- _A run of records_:
☆ ☆ ☆
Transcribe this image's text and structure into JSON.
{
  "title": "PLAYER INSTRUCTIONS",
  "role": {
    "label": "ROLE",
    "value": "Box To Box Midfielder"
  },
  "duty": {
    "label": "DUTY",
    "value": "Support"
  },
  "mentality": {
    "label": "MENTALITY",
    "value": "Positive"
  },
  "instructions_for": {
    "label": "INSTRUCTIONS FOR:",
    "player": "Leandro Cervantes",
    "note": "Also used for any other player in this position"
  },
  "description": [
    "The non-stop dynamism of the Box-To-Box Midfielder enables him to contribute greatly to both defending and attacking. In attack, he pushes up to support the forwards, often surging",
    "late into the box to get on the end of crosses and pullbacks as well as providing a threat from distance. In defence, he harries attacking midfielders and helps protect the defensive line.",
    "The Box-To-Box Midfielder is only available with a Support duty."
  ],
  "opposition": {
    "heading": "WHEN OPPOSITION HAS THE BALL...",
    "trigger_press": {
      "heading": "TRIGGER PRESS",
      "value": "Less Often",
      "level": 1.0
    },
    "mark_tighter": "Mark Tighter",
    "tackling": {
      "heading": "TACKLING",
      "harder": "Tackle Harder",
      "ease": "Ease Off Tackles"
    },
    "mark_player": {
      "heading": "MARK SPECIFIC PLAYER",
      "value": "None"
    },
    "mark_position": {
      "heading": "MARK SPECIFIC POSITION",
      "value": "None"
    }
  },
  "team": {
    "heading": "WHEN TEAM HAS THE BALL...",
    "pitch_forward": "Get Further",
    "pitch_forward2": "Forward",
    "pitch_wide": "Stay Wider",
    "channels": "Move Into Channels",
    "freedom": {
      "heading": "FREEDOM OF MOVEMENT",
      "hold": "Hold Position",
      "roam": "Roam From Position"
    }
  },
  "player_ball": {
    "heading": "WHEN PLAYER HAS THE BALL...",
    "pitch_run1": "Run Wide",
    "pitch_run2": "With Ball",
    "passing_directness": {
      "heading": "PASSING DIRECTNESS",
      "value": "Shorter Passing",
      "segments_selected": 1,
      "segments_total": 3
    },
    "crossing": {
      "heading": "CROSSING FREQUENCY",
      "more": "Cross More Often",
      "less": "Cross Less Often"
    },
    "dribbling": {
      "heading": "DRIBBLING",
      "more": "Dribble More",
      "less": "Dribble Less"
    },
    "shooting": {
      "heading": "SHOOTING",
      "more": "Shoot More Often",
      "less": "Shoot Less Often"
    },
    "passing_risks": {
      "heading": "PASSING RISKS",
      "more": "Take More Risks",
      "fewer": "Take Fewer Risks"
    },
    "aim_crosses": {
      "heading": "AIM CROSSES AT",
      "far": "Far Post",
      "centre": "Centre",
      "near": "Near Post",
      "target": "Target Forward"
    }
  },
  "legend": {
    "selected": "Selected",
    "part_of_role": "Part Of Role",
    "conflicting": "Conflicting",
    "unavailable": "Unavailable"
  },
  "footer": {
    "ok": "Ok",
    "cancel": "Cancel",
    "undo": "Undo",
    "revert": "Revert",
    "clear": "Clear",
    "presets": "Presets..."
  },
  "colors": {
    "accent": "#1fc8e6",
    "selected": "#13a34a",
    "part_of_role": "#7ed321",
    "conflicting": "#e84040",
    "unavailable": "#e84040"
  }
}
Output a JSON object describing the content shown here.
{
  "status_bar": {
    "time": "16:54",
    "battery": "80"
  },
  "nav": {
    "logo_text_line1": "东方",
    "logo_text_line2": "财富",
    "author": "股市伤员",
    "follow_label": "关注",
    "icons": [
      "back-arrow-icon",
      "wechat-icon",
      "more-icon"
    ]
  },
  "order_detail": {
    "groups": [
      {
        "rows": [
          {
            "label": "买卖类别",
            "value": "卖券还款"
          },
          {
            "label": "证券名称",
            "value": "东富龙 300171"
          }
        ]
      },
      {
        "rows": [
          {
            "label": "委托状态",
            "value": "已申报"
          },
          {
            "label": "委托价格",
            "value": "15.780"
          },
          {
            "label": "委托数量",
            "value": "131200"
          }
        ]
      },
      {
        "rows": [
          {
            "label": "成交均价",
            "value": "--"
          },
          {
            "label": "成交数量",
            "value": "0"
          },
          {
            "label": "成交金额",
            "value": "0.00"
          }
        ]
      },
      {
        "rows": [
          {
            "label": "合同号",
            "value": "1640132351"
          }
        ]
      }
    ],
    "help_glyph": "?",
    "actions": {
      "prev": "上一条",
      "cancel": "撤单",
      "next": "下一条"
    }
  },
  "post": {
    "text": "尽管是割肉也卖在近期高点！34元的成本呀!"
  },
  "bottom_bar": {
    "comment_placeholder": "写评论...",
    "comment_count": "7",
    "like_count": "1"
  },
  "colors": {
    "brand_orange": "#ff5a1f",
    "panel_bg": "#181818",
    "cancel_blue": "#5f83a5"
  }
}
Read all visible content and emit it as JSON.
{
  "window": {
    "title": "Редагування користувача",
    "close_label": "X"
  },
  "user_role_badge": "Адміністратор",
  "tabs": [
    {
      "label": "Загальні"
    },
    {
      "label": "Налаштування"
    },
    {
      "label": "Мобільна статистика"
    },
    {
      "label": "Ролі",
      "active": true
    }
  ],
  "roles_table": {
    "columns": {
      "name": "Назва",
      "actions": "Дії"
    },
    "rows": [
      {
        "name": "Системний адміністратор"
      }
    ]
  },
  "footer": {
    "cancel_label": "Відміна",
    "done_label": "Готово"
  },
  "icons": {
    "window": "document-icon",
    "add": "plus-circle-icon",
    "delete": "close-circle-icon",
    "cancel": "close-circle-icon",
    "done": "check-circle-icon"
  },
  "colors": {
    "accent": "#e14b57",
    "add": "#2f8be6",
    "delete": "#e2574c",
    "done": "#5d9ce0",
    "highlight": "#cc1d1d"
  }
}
☆ ☆ ☆
- _DIRECTIONS FOR THIS TASK_: Write out every record verbatim.

- _WRITTEN RESPONSE_:
Transcribe this image's text and structure into JSON.
{
  "title": "PLAYER INSTRUCTIONS",
  "role": {
    "label": "ROLE",
    "value": "Box To Box Midfielder"
  },
  "duty": {
    "label": "DUTY",
    "value": "Support"
  },
  "mentality": {
    "label": "MENTALITY",
    "value": "Positive"
  },
  "instructions_for": {
    "label": "INSTRUCTIONS FOR:",
    "player": "Leandro Cervantes",
    "note": "Also used for any other player in this position"
  },
  "description": [
    "The non-stop dynamism of the Box-To-Box Midfielder enables him to contribute greatly to both defending and attacking. In attack, he pushes up to support the forwards, often surging",
    "late into the box to get on the end of crosses and pullbacks as well as providing a threat from distance. In defence, he harries attacking midfielders and helps protect the defensive line.",
    "The Box-To-Box Midfielder is only available with a Support duty."
  ],
  "opposition": {
    "heading": "WHEN OPPOSITION HAS THE BALL...",
    "trigger_press": {
      "heading": "TRIGGER PRESS",
      "value": "Less Often",
      "level": 1.0
    },
    "mark_tighter": "Mark Tighter",
    "tackling": {
      "heading": "TACKLING",
      "harder": "Tackle Harder",
      "ease": "Ease Off Tackles"
    },
    "mark_player": {
      "heading": "MARK SPECIFIC PLAYER",
      "value": "None"
    },
    "mark_position": {
      "heading": "MARK SPECIFIC POSITION",
      "value": "None"
    }
  },
  "team": {
    "heading": "WHEN TEAM HAS THE BALL...",
    "pitch_forward": "Get Further",
    "pitch_forward2": "Forward",
    "pitch_wide": "Stay Wider",
    "channels": "Move Into Channels",
    "freedom": {
      "heading": "FREEDOM OF MOVEMENT",
      "hold": "Hold Position",
      "roam": "Roam From Position"
    }
  },
  "player_ball": {
    "heading": "WHEN PLAYER HAS THE BALL...",
    "pitch_run1": "Run Wide",
    "pitch_run2": "With Ball",
    "passing_directness": {
      "heading": "PASSING DIRECTNESS",
      "value": "Shorter Passing",
      "segments_selected": 1,
      "segments_total": 3
    },
    "crossing": {
      "heading": "CROSSING FREQUENCY",
      "more": "Cross More Often",
      "less": "Cross Less Often"
    },
    "dribbling": {
      "heading": "DRIBBLING",
      "more": "Dribble More",
      "less": "Dribble Less"
    },
    "shooting": {
      "heading": "SHOOTING",
      "more": "Shoot More Often",
      "less": "Shoot Less Often"
    },
    "passing_risks": {
      "heading": "PASSING RISKS",
      "more": "Take More Risks",
      "fewer": "Take Fewer Risks"
    },
    "aim_crosses": {
      "heading": "AIM CROSSES AT",
      "far": "Far Post",
      "centre": "Centre",
      "near": "Near Post",
      "target": "Target Forward"
    }
  },
  "legend": {
    "selected": "Selected",
    "part_of_role": "Part Of Role",
    "conflicting": "Conflicting",
    "unavailable": "Unavailable"
  },
  "footer": {
    "ok": "Ok",
    "cancel": "Cancel",
    "undo": "Undo",
    "revert": "Revert",
    "clear": "Clear",
    "presets": "Presets..."
  },
  "colors": {
    "accent": "#1fc8e6",
    "selected": "#13a34a",
    "part_of_role": "#7ed321",
    "conflicting": "#e84040",
    "unavailable": "#e84040"
  }
}
Output a JSON object describing the content shown here.
{
  "status_bar": {
    "time": "16:54",
    "battery": "80"
  },
  "nav": {
    "logo_text_line1": "东方",
    "logo_text_line2": "财富",
    "author": "股市伤员",
    "follow_label": "关注",
    "icons": [
      "back-arrow-icon",
      "wechat-icon",
      "more-icon"
    ]
  },
  "order_detail": {
    "groups": [
      {
        "rows": [
          {
            "label": "买卖类别",
            "value": "卖券还款"
          },
          {
            "label": "证券名称",
            "value": "东富龙 300171"
          }
        ]
      },
      {
        "rows": [
          {
            "label": "委托状态",
            "value": "已申报"
          },
          {
            "label": "委托价格",
            "value": "15.780"
          },
          {
            "label": "委托数量",
            "value": "131200"
          }
        ]
      },
      {
        "rows": [
          {
            "label": "成交均价",
            "value": "--"
          },
          {
            "label": "成交数量",
            "value": "0"
          },
          {
            "label": "成交金额",
            "value": "0.00"
          }
        ]
      },
      {
        "rows": [
          {
            "label": "合同号",
            "value": "1640132351"
          }
        ]
      }
    ],
    "help_glyph": "?",
    "actions": {
      "prev": "上一条",
      "cancel": "撤单",
      "next": "下一条"
    }
  },
  "post": {
    "text": "尽管是割肉也卖在近期高点！34元的成本呀!"
  },
  "bottom_bar": {
    "comment_placeholder": "写评论...",
    "comment_count": "7",
    "like_count": "1"
  },
  "colors": {
    "brand_orange": "#ff5a1f",
    "panel_bg": "#181818",
    "cancel_blue": "#5f83a5"
  }
}
Read all visible content and emit it as JSON.
{
  "window": {
    "title": "Редагування користувача",
    "close_label": "X"
  },
  "user_role_badge": "Адміністратор",
  "tabs": [
    {
      "label": "Загальні"
    },
    {
      "label": "Налаштування"
    },
    {
      "label": "Мобільна статистика"
    },
    {
      "label": "Ролі",
      "active": true
    }
  ],
  "roles_table": {
    "columns": {
      "name": "Назва",
      "actions": "Дії"
    },
    "rows": [
      {
        "name": "Системний адміністратор"
      }
    ]
  },
  "footer": {
    "cancel_label": "Відміна",
    "done_label": "Готово"
  },
  "icons": {
    "window": "document-icon",
    "add": "plus-circle-icon",
    "delete": "close-circle-icon",
    "cancel": "close-circle-icon",
    "done": "check-circle-icon"
  },
  "colors": {
    "accent": "#e14b57",
    "add": "#2f8be6",
    "delete": "#e2574c",
    "done": "#5d9ce0",
    "highlight": "#cc1d1d"
  }
}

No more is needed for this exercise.